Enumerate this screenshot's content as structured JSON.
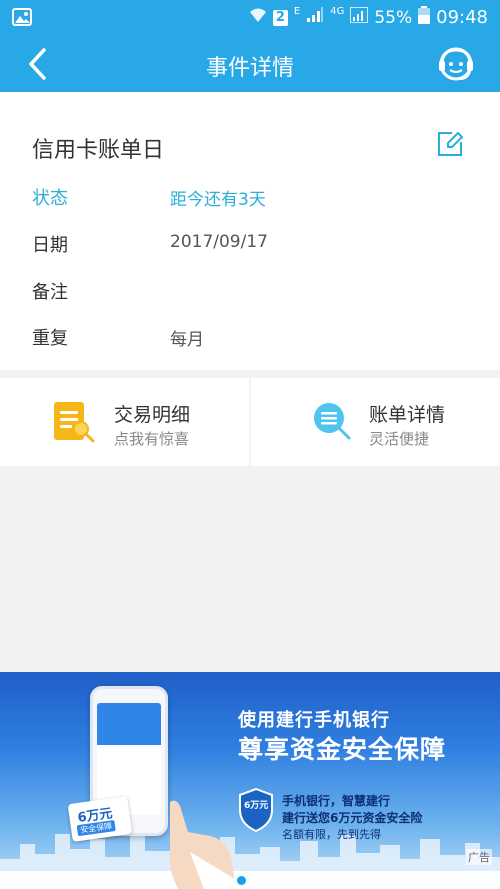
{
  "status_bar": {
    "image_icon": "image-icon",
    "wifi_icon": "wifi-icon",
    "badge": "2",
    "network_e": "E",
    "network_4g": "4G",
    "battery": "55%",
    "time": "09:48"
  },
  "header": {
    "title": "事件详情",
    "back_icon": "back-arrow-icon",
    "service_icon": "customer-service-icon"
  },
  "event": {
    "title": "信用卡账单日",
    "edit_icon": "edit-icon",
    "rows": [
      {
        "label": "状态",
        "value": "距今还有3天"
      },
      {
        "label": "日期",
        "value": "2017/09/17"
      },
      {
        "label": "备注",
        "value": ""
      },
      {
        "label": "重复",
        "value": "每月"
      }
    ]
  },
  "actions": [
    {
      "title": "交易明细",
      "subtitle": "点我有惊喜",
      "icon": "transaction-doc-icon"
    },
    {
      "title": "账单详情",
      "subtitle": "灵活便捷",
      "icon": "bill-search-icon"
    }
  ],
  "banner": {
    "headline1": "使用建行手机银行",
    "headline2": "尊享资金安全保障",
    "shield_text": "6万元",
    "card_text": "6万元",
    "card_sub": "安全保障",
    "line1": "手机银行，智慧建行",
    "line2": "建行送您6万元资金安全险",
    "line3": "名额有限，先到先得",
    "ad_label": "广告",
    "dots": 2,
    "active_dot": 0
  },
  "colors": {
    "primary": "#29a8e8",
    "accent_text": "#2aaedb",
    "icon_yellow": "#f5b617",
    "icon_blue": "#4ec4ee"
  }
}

--------------------------------

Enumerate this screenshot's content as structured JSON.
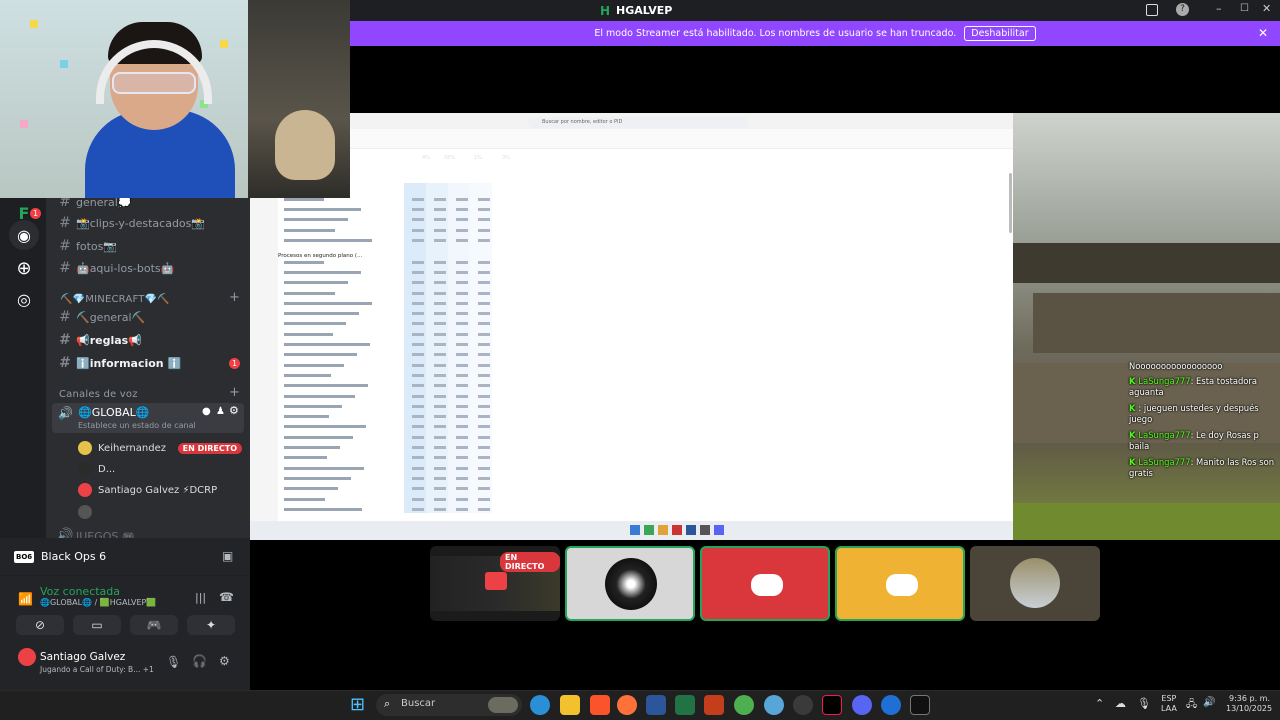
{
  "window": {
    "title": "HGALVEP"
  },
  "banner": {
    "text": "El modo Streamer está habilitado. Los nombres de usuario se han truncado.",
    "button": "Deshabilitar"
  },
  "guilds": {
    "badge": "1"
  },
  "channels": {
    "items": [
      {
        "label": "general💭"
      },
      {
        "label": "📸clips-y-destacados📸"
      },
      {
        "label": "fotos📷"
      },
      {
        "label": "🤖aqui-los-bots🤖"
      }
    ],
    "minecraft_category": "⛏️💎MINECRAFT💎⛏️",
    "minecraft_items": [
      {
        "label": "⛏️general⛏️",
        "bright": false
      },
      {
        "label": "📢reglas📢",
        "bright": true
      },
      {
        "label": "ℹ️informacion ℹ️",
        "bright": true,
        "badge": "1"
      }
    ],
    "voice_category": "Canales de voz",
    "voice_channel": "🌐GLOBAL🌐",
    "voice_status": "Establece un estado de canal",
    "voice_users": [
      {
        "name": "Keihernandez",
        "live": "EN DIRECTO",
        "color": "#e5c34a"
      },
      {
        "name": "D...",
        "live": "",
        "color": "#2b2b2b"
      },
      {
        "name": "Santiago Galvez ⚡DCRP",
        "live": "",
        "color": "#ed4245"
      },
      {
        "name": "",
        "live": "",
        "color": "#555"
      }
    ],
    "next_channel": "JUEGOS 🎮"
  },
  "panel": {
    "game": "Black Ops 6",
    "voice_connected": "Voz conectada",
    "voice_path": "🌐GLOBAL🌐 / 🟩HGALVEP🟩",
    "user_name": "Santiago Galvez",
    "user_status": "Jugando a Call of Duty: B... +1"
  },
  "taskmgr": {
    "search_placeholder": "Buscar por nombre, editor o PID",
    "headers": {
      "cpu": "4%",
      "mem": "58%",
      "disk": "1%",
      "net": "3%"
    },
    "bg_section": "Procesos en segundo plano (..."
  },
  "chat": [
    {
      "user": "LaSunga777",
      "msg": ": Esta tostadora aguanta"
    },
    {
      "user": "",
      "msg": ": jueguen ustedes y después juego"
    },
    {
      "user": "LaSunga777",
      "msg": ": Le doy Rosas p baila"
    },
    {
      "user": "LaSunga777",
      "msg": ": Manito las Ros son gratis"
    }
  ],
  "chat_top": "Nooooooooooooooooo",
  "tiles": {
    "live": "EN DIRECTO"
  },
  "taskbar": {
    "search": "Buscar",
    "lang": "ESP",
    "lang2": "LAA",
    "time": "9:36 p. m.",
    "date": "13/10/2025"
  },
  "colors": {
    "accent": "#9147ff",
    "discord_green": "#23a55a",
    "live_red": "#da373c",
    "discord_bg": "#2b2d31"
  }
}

--------------------------------

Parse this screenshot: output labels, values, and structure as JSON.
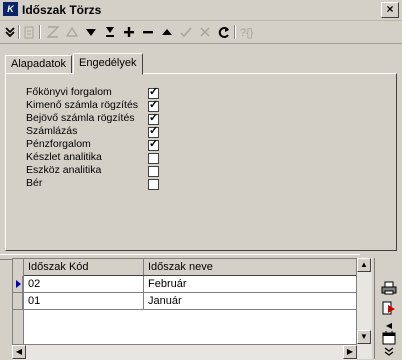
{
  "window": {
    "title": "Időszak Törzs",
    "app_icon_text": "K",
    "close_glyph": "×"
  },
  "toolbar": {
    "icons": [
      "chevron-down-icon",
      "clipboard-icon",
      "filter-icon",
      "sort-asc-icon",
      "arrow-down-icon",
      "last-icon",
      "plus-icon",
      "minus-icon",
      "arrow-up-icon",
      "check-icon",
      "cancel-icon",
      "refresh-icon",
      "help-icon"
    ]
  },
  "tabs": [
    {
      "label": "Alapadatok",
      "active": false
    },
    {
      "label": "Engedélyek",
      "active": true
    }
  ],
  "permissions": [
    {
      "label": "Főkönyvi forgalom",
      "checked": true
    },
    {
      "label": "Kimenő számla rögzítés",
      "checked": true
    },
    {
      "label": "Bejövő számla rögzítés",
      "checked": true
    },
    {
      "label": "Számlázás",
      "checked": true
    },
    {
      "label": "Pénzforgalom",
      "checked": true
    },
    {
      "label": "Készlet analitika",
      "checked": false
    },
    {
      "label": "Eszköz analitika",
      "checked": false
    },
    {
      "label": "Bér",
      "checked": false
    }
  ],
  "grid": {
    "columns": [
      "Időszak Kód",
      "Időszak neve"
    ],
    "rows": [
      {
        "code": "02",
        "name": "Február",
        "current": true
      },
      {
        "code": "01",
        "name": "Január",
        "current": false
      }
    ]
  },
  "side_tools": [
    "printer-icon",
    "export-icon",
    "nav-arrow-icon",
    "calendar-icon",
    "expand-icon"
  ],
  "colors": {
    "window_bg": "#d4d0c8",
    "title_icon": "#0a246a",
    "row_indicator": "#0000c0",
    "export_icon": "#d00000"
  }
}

--------------------------------

**Given request:** Collect each line of the entries that has the word "Santiago", copying it in full.

**Exercise answer:**
        "name": "Santiago Galvez ⚡DCRP",
    "user_name": "Santiago Galvez",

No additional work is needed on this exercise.